Records contained in a dataset
====

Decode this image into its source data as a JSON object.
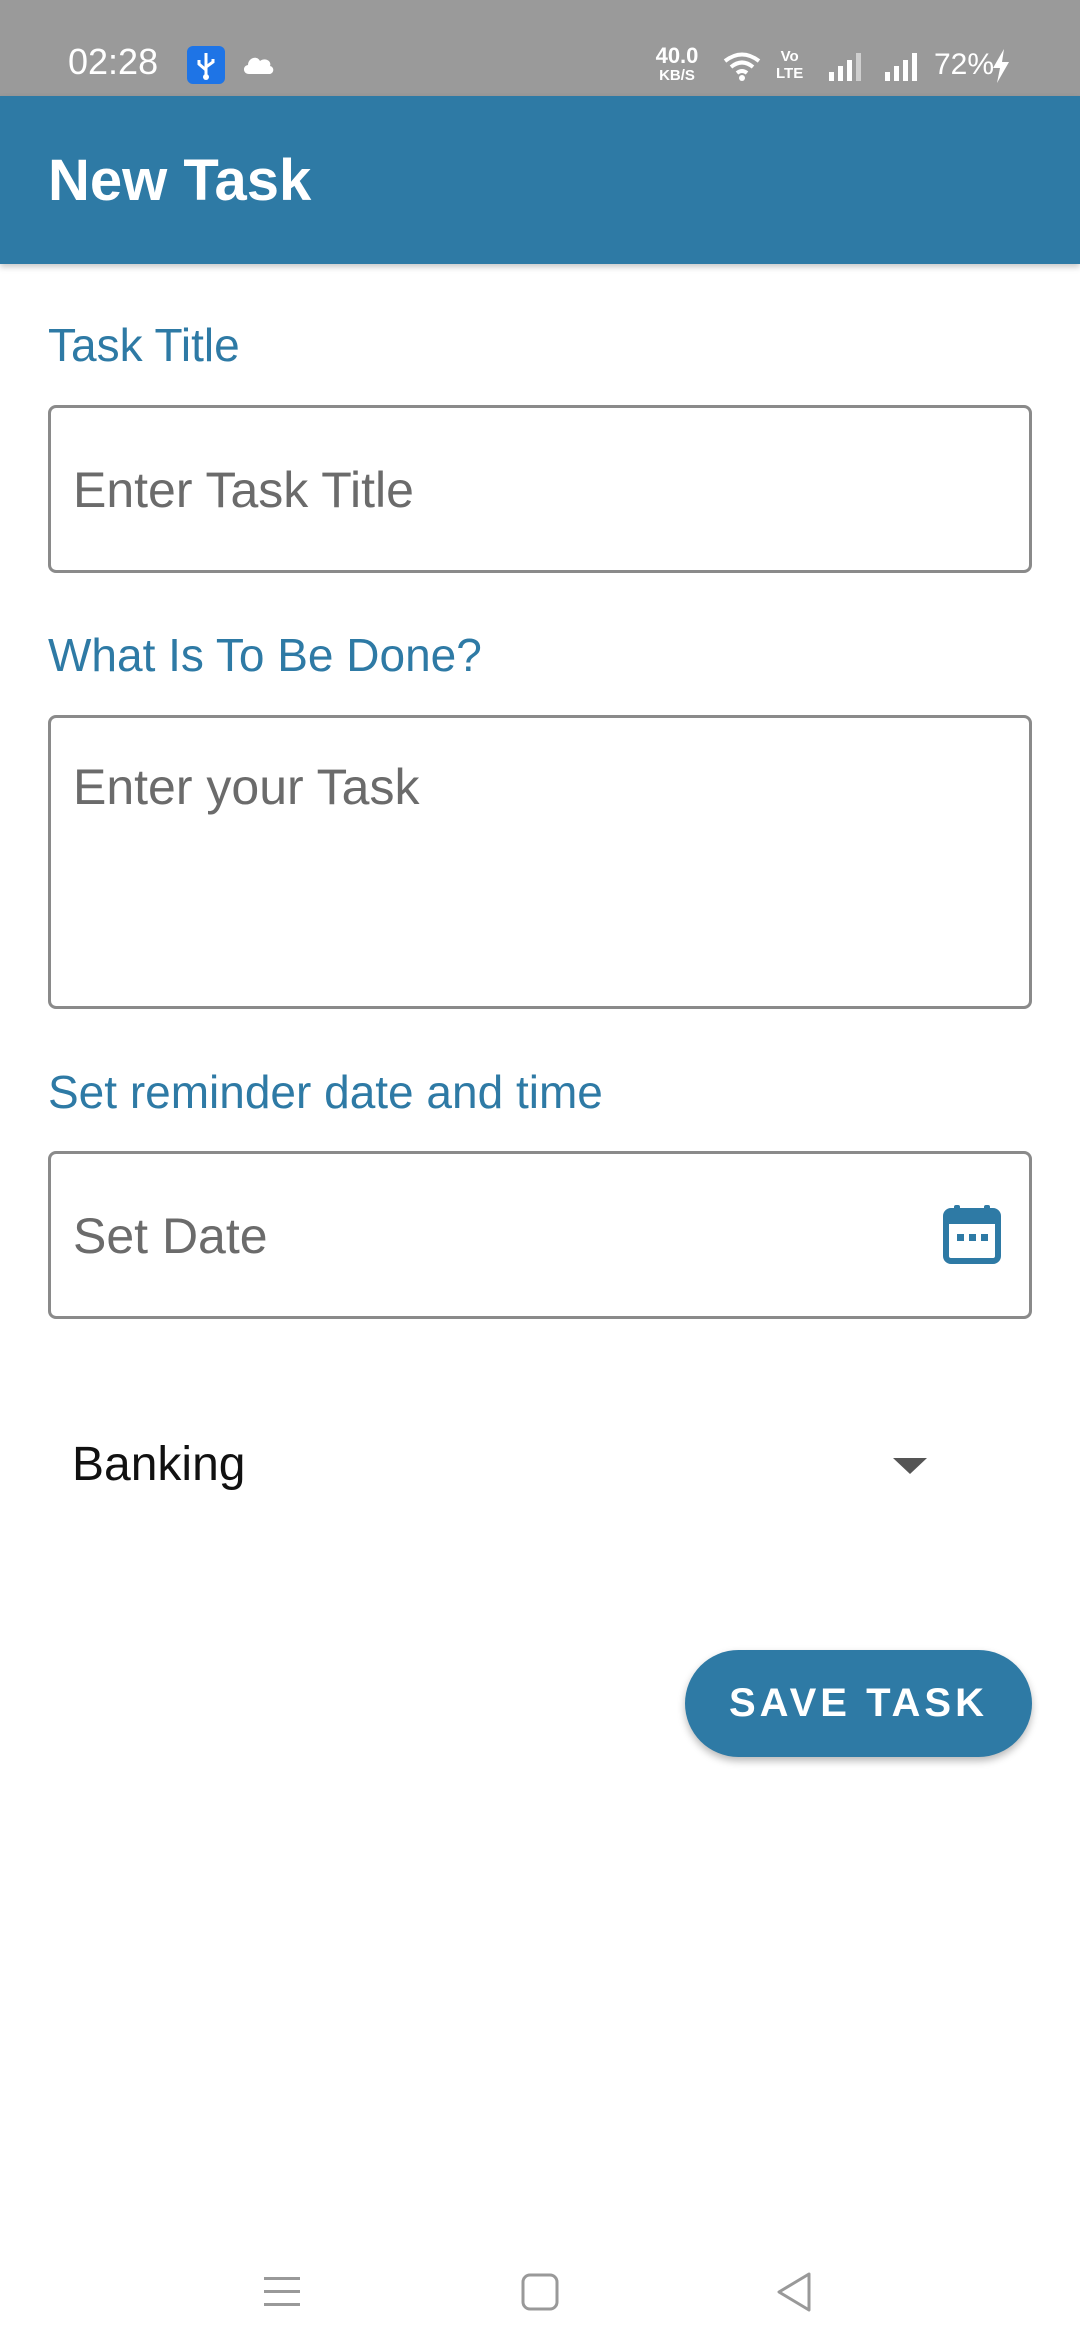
{
  "status_bar": {
    "time": "02:28",
    "net_speed_value": "40.0",
    "net_speed_unit": "KB/S",
    "volte_line1": "Vo",
    "volte_line2": "LTE",
    "battery": "72%",
    "icons": [
      "usb-icon",
      "cloud-icon",
      "wifi-icon",
      "volte-icon",
      "signal-icon",
      "signal-icon",
      "charging-bolt-icon"
    ]
  },
  "app_bar": {
    "title": "New Task",
    "color": "#2e7aa5"
  },
  "form": {
    "title_label": "Task Title",
    "title_placeholder": "Enter Task Title",
    "task_label": "What Is To Be Done?",
    "task_placeholder": "Enter your Task",
    "reminder_label": "Set reminder date and time",
    "date_placeholder": "Set Date",
    "date_icon": "calendar-icon",
    "category_selected": "Banking",
    "save_button": "SAVE TASK"
  },
  "nav_bar": {
    "icons": [
      "menu-icon",
      "home-square-icon",
      "back-triangle-icon"
    ]
  },
  "colors": {
    "accent": "#2e7aa5",
    "status_bar": "#9a9a9a",
    "placeholder": "#6b6b6b",
    "border": "#8a8a8a"
  }
}
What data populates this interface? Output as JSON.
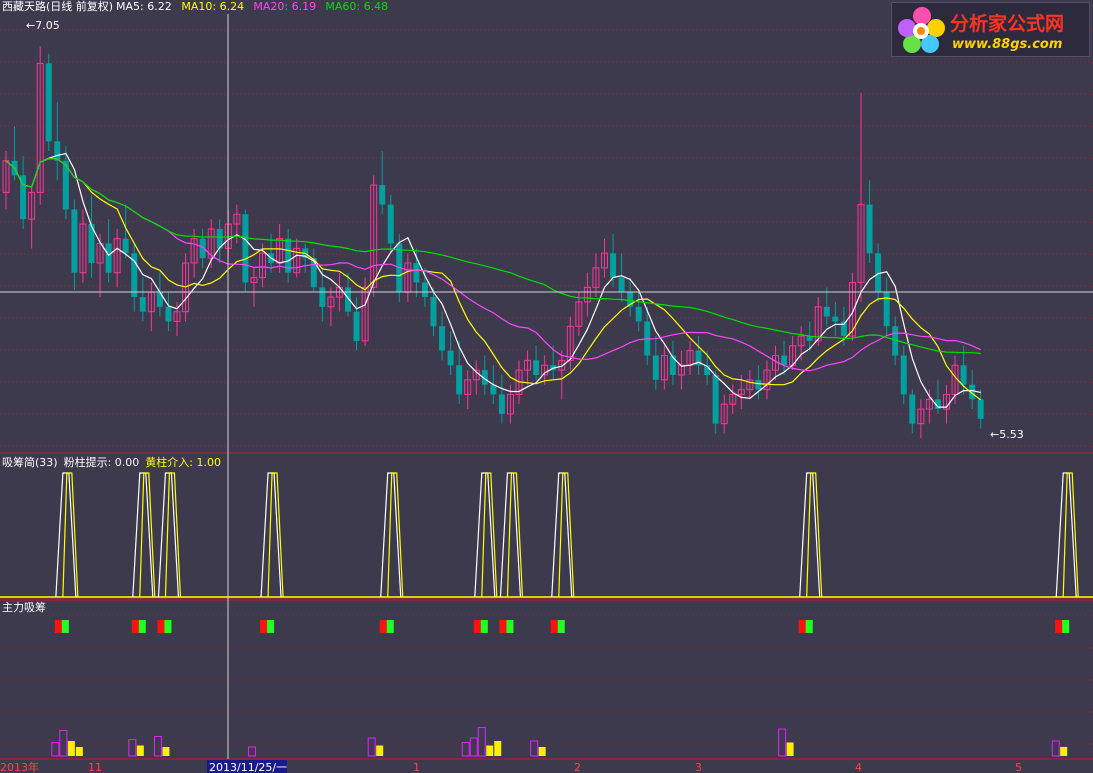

====

#### DESCRIPTION OF THE TASK:
Pictures stay out of the copy; please restate every record above exactly.

#### EXERCISE RESULT:
Decode this image into its source data as a JSON object.
{
  "status_bar": {
    "time": "02:28",
    "net_speed_value": "40.0",
    "net_speed_unit": "KB/S",
    "volte_line1": "Vo",
    "volte_line2": "LTE",
    "battery": "72%",
    "icons": [
      "usb-icon",
      "cloud-icon",
      "wifi-icon",
      "volte-icon",
      "signal-icon",
      "signal-icon",
      "charging-bolt-icon"
    ]
  },
  "app_bar": {
    "title": "New Task",
    "color": "#2e7aa5"
  },
  "form": {
    "title_label": "Task Title",
    "title_placeholder": "Enter Task Title",
    "task_label": "What Is To Be Done?",
    "task_placeholder": "Enter your Task",
    "reminder_label": "Set reminder date and time",
    "date_placeholder": "Set Date",
    "date_icon": "calendar-icon",
    "category_selected": "Banking",
    "save_button": "SAVE TASK"
  },
  "nav_bar": {
    "icons": [
      "menu-icon",
      "home-square-icon",
      "back-triangle-icon"
    ]
  },
  "colors": {
    "accent": "#2e7aa5",
    "status_bar": "#9a9a9a",
    "placeholder": "#6b6b6b",
    "border": "#8a8a8a"
  }
}
What data populates this interface? Output as JSON.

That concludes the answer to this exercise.